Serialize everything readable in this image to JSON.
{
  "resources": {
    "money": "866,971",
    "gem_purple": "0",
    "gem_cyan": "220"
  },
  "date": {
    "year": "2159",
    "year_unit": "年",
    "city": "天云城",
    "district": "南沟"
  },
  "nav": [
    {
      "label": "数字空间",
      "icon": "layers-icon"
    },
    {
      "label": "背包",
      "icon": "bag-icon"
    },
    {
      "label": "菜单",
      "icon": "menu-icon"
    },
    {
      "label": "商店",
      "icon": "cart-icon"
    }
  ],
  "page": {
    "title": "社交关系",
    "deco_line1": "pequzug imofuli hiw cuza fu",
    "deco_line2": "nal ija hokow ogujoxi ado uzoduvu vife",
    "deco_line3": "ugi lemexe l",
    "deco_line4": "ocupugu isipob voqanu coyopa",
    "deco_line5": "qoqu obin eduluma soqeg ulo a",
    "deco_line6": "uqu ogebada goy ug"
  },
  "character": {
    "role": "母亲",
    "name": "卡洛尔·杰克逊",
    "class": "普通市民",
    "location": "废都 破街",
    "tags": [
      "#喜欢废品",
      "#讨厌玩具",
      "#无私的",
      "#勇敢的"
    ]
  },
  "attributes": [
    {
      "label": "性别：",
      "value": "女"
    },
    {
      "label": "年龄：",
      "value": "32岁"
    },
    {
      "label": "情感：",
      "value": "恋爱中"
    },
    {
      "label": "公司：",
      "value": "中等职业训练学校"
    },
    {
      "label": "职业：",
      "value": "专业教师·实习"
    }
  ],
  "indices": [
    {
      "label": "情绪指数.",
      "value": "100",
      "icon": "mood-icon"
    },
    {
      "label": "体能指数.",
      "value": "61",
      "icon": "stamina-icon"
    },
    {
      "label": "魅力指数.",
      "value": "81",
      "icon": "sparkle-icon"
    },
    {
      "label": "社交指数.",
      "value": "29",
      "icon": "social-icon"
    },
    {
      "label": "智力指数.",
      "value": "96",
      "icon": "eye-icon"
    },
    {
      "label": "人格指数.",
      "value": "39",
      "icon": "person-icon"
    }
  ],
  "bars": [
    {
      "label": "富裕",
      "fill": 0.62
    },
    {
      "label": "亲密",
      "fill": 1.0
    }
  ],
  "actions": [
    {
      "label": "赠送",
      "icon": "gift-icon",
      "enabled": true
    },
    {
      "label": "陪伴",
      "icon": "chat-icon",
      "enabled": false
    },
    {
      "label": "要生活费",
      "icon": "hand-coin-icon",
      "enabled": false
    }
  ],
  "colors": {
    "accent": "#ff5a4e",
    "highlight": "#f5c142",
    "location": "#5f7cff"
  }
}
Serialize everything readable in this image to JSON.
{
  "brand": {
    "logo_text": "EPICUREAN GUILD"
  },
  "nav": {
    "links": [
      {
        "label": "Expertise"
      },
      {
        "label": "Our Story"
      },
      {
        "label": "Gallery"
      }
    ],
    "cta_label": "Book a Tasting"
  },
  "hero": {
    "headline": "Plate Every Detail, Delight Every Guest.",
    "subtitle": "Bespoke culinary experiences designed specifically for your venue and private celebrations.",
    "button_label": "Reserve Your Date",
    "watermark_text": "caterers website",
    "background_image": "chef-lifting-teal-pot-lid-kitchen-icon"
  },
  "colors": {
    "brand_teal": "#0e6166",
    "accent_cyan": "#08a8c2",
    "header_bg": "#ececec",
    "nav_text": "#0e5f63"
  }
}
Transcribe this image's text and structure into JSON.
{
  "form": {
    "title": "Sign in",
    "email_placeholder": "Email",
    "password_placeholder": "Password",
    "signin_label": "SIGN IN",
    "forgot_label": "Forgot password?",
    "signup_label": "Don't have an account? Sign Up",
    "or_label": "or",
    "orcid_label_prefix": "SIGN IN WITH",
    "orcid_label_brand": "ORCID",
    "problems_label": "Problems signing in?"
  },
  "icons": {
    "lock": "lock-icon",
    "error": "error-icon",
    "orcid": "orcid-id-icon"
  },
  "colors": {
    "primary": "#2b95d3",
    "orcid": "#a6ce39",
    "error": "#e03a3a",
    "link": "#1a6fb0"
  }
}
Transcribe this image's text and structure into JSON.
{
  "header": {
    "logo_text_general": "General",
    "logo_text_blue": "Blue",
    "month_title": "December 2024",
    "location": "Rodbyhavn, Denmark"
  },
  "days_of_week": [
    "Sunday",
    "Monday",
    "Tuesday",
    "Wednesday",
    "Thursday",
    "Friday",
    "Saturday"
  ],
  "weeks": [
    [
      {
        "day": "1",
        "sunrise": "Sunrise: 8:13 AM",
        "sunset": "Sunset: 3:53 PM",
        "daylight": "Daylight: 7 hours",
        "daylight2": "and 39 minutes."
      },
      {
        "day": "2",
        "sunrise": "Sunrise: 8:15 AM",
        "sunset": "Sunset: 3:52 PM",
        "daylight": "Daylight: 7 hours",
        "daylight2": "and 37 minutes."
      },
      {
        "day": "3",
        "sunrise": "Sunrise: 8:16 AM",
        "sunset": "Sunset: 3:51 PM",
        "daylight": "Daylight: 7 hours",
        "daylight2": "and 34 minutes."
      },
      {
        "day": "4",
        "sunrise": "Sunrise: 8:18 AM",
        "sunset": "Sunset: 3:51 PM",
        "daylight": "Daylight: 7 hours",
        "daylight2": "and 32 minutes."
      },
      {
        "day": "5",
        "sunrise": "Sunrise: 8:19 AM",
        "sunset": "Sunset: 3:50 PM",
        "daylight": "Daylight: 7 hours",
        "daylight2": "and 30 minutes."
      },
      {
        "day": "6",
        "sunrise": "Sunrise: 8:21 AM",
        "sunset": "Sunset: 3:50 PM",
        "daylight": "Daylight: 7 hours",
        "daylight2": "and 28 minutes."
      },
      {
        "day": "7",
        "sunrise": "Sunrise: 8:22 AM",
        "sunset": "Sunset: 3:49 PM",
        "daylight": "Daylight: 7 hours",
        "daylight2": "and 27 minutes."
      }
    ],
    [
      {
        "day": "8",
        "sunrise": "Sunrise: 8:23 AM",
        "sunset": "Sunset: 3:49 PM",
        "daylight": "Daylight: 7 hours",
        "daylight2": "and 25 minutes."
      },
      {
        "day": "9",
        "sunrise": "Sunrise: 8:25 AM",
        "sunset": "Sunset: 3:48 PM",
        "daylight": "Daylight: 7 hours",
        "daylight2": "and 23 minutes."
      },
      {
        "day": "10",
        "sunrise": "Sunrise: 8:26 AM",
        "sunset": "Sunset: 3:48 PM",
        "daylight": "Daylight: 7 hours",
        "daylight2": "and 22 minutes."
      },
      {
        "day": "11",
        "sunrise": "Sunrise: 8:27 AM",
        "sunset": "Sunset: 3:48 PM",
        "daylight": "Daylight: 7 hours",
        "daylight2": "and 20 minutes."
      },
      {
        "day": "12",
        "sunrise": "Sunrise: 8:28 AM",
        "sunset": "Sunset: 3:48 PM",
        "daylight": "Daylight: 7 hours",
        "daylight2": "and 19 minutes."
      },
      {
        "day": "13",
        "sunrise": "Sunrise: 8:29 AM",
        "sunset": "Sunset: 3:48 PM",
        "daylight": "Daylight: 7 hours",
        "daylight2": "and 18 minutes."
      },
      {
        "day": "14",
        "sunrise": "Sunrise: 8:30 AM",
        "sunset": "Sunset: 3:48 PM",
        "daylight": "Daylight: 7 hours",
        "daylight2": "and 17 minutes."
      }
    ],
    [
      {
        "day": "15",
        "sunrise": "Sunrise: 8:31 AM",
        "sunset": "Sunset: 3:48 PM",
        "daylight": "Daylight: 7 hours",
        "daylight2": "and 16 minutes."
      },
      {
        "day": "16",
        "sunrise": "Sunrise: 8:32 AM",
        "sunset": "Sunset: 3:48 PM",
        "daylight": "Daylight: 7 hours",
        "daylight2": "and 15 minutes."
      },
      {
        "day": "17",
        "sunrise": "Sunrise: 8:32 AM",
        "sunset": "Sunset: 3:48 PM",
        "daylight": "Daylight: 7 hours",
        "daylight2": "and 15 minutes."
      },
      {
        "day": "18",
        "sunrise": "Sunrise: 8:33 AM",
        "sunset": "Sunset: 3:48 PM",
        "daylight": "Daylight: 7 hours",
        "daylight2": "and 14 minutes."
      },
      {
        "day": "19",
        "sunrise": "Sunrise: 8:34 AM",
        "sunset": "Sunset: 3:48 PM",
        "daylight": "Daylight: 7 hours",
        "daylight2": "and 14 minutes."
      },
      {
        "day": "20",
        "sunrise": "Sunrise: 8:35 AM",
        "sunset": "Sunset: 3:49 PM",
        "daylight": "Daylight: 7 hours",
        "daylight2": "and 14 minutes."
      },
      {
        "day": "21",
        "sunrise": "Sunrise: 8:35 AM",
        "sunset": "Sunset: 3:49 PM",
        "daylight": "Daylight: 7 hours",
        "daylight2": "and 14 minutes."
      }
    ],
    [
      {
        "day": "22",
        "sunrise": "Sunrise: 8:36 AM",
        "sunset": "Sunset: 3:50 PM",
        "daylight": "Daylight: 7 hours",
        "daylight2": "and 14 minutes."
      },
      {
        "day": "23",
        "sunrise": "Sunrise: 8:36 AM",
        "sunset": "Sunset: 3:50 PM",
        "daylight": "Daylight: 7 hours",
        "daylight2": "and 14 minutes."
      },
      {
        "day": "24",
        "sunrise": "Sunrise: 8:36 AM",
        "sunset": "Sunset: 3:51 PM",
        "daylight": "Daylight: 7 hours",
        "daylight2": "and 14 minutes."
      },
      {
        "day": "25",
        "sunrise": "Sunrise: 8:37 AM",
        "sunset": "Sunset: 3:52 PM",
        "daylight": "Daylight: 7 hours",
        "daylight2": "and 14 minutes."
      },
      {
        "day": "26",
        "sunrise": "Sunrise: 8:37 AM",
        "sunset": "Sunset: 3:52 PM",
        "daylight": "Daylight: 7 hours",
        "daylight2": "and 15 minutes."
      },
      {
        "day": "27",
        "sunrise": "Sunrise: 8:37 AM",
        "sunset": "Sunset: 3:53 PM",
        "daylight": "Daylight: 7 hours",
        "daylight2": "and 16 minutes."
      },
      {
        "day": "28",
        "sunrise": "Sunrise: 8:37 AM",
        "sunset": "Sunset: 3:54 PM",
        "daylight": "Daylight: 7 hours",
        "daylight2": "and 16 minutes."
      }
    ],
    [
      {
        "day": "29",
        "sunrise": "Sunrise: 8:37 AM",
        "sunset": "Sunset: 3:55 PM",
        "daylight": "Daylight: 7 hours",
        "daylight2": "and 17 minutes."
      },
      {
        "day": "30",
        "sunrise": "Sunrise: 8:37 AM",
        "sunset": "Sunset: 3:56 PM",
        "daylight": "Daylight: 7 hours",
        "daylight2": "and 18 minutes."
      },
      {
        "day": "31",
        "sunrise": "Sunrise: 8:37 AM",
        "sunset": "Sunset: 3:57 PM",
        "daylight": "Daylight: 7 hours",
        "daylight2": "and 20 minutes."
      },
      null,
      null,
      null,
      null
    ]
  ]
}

**Instructions for the task:** Write out each line of the data that holds the string "value".

**Finished answer:**
      "value": "女"
      "value": "32岁"
      "value": "恋爱中"
      "value": "中等职业训练学校"
      "value": "专业教师·实习"
      "value": "100",
      "value": "61",
      "value": "81",
      "value": "29",
      "value": "96",
      "value": "39",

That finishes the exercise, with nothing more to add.